▶ [The task] Return all lines with the word "Mount" in them.

▶ [Dataset items]
————————

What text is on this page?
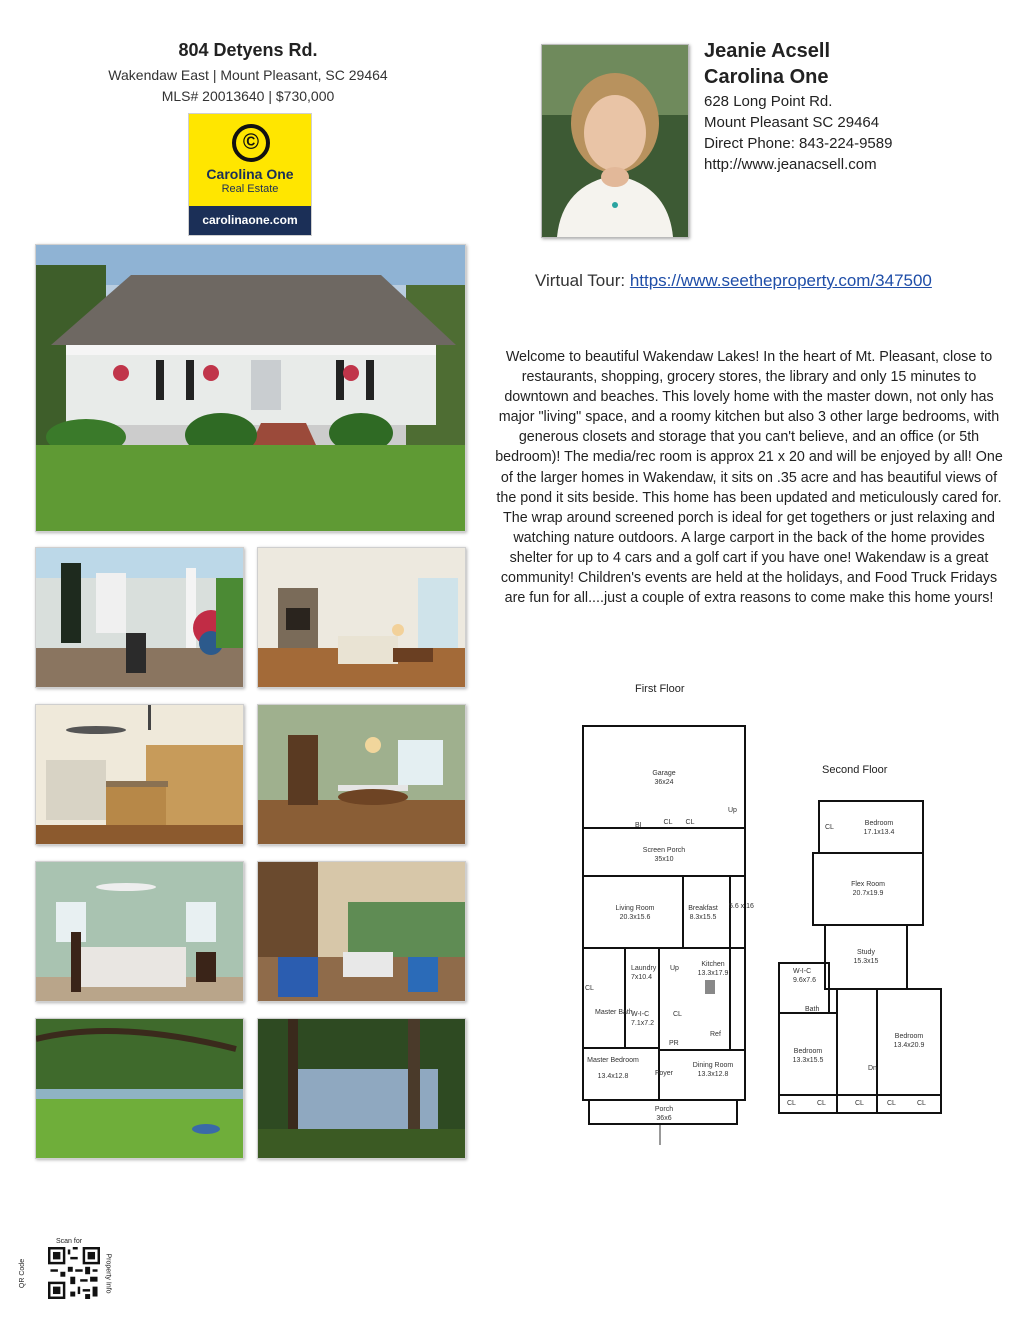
804 Detyens Rd.
Wakendaw East | Mount Pleasant, SC 29464
MLS# 20013640 | $730,000
©
Carolina One
Real Estate
carolinaone.com
Jeanie Acsell
Carolina One
628 Long Point Rd.
Mount Pleasant SC 29464
Direct Phone: 843-224-9589
http://www.jeanacsell.com
Virtual Tour: https://www.seetheproperty.com/347500
Welcome to beautiful Wakendaw Lakes! In the heart of Mt. Pleasant, close to restaurants, shopping, grocery stores, the library and only 15 minutes to downtown and beaches. This lovely home with the master down, not only has major "living" space, and a roomy kitchen but also 3 other large bedrooms, with generous closets and storage that you can't believe, and an office (or 5th bedroom)! The media/rec room is approx 21 x 20 and will be enjoyed by all! One of the larger homes in Wakendaw, it sits on .35 acre and has beautiful views of the pond it sits beside. This home has been updated and meticulously cared for. The wrap around screened porch is ideal for get togethers or just relaxing and watching nature outdoors. A large carport in the back of the home provides shelter for up to 4 cars and a golf cart if you have one! Wakendaw is a great community! Children's events are held at the holidays, and Food Truck Fridays are fun for all....just a couple of extra reasons to come make this home yours!
First Floor
Garage
36x24
Screen Porch
35x10
Living Room
20.3x15.6
Breakfast
8.3x15.5
Kitchen
13.3x17.9
Laundry
7x10.4
W-I-C
7.1x7.2
Master Bath
Master Bedroom
13.4x12.8	Foyer
Dining Room
13.3x12.8
Porch
36x6
CL CL
BI
Up
Up
PR
Ref
CL
CL
5.6 x 16
Second Floor
Bedroom
17.1x13.4
Flex Room
20.7x19.9
Study
15.3x15
W-I-C
9.6x7.6
Bath
Bedroom
13.3x15.5
Bedroom
13.4x20.9
Dn
CL
CL	CL	CL	CL	CL
Scan for
QR Code	Property Info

————————

▶ [Result]
Wakendaw East | Mount Pleasant, SC 29464
Mount Pleasant SC 29464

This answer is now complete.